━━━━━ Given data ━━━━━

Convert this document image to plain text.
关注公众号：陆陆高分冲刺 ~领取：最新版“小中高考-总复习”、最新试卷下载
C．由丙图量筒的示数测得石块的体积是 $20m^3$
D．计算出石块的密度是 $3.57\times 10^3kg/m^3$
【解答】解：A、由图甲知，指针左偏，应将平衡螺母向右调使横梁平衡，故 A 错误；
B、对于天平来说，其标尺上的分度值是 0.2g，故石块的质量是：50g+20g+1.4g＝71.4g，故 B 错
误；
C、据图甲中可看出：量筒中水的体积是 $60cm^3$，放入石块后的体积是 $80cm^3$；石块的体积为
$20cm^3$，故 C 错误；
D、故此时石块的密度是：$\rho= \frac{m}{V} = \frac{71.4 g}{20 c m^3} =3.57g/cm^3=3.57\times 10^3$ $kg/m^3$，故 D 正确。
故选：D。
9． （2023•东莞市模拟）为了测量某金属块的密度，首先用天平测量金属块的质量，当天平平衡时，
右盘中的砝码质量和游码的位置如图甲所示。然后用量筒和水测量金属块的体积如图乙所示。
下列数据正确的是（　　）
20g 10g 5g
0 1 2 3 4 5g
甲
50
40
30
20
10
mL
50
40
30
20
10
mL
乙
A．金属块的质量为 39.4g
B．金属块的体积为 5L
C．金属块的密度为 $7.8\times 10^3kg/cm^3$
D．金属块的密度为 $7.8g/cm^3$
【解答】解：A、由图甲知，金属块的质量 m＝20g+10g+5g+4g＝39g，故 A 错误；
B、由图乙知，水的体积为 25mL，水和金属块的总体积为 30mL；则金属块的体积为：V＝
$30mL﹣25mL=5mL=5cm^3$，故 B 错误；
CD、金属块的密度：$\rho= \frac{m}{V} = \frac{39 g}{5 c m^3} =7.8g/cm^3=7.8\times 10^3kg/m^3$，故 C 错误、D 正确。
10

━━━━━

Copy the entries above exactly, leaving none out.

Convert this document image to plain text.
关注公众号：陆陆高分冲刺 ~领取：最新版“小中高考-总复习”、最新试卷下载
C．由丙图量筒的示数测得石块的体积是 $20m^3$
D．计算出石块的密度是 $3.57\times 10^3kg/m^3$
【解答】解：A、由图甲知，指针左偏，应将平衡螺母向右调使横梁平衡，故 A 错误；
B、对于天平来说，其标尺上的分度值是 0.2g，故石块的质量是：50g+20g+1.4g＝71.4g，故 B 错
误；
C、据图甲中可看出：量筒中水的体积是 $60cm^3$，放入石块后的体积是 $80cm^3$；石块的体积为
$20cm^3$，故 C 错误；
D、故此时石块的密度是：$\rho= \frac{m}{V} = \frac{71.4 g}{20 c m^3} =3.57g/cm^3=3.57\times 10^3$ $kg/m^3$，故 D 正确。
故选：D。
9． （2023•东莞市模拟）为了测量某金属块的密度，首先用天平测量金属块的质量，当天平平衡时，
右盘中的砝码质量和游码的位置如图甲所示。然后用量筒和水测量金属块的体积如图乙所示。
下列数据正确的是（　　）
20g 10g 5g
0 1 2 3 4 5g
甲
50
40
30
20
10
mL
50
40
30
20
10
mL
乙
A．金属块的质量为 39.4g
B．金属块的体积为 5L
C．金属块的密度为 $7.8\times 10^3kg/cm^3$
D．金属块的密度为 $7.8g/cm^3$
【解答】解：A、由图甲知，金属块的质量 m＝20g+10g+5g+4g＝39g，故 A 错误；
B、由图乙知，水的体积为 25mL，水和金属块的总体积为 30mL；则金属块的体积为：V＝
$30mL﹣25mL=5mL=5cm^3$，故 B 错误；
CD、金属块的密度：$\rho= \frac{m}{V} = \frac{39 g}{5 c m^3} =7.8g/cm^3=7.8\times 10^3kg/m^3$，故 C 错误、D 正确。
10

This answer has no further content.